Exercise task
Pick out each line in these entries that contains the string "faire".

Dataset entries
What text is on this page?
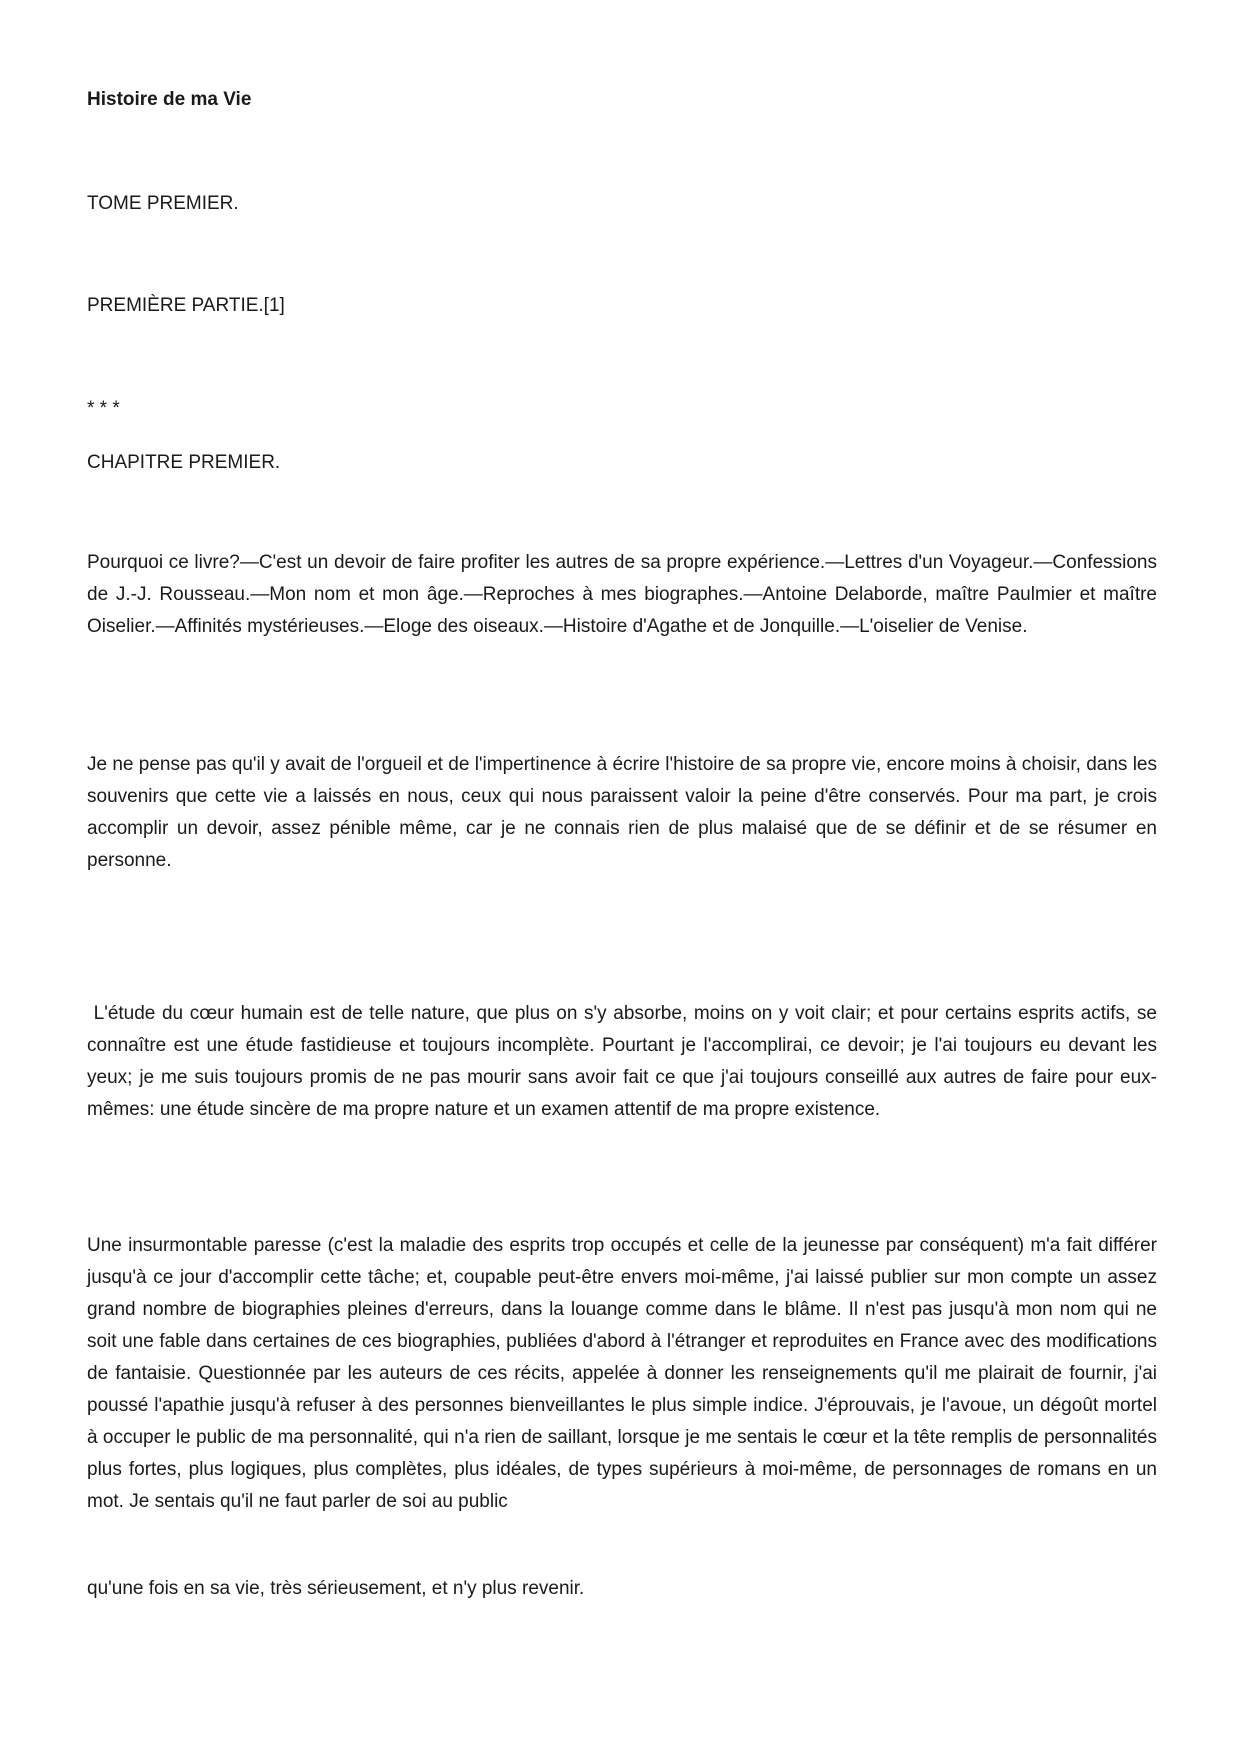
Histoire de ma Vie

TOME PREMIER.

PREMIÈRE PARTIE.[1]

* * *

CHAPITRE PREMIER.

Pourquoi ce livre?—C'est un devoir de faire profiter les autres de sa propre expérience.—Lettres d'un Voyageur.—Confessions de J.-J. Rousseau.—Mon nom et mon âge.—Reproches à mes biographes.—Antoine Delaborde, maître Paulmier et maître Oiselier.—Affinités mystérieuses.—Eloge des oiseaux.—Histoire d'Agathe et de Jonquille.—L'oiselier de Venise.

Je ne pense pas qu'il y avait de l'orgueil et de l'impertinence à écrire l'histoire de sa propre vie, encore moins à choisir, dans les souvenirs que cette vie a laissés en nous, ceux qui nous paraissent valoir la peine d'être conservés. Pour ma part, je crois accomplir un devoir, assez pénible même, car je ne connais rien de plus malaisé que de se définir et de se résumer en personne.

L'étude du cœur humain est de telle nature, que plus on s'y absorbe, moins on y voit clair; et pour certains esprits actifs, se connaître est une étude fastidieuse et toujours incomplète. Pourtant je l'accomplirai, ce devoir; je l'ai toujours eu devant les yeux; je me suis toujours promis de ne pas mourir sans avoir fait ce que j'ai toujours conseillé aux autres de faire pour eux-mêmes: une étude sincère de ma propre nature et un examen attentif de ma propre existence.

Une insurmontable paresse (c'est la maladie des esprits trop occupés et celle de la jeunesse par conséquent) m'a fait différer jusqu'à ce jour d'accomplir cette tâche; et, coupable peut-être envers moi-même, j'ai laissé publier sur mon compte un assez grand nombre de biographies pleines d'erreurs, dans la louange comme dans le blâme. Il n'est pas jusqu'à mon nom qui ne soit une fable dans certaines de ces biographies, publiées d'abord à l'étranger et reproduites en France avec des modifications de fantaisie. Questionnée par les auteurs de ces récits, appelée à donner les renseignements qu'il me plairait de fournir, j'ai poussé l'apathie jusqu'à refuser à des personnes bienveillantes le plus simple indice. J'éprouvais, je l'avoue, un dégoût mortel à occuper le public de ma personnalité, qui n'a rien de saillant, lorsque je me sentais le cœur et la tête remplis de personnalités plus fortes, plus logiques, plus complètes, plus idéales, de types supérieurs à moi-même, de personnages de romans en un mot. Je sentais qu'il ne faut parler de soi au public

qu'une fois en sa vie, très sérieusement, et n'y plus revenir.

Written reply
Pourquoi ce livre?—C'est un devoir de faire profiter les autres de sa propre expérience.—Lettres d'un Voyageur.—Confessions de J.-J. Rousseau.—Mon nom et mon âge.—Reproches à mes biographes.—Antoine Delaborde, maître Paulmier et maître Oiselier.—Affinités mystérieuses.—Eloge des oiseaux.—Histoire d'Agathe et de Jonquille.—L'oiselier de Venise.
L'étude du cœur humain est de telle nature, que plus on s'y absorbe, moins on y voit clair; et pour certains esprits actifs, se connaître est une étude fastidieuse et toujours incomplète. Pourtant je l'accomplirai, ce devoir; je l'ai toujours eu devant les yeux; je me suis toujours promis de ne pas mourir sans avoir fait ce que j'ai toujours conseillé aux autres de faire pour eux-mêmes: une étude sincère de ma propre nature et un examen attentif de ma propre existence.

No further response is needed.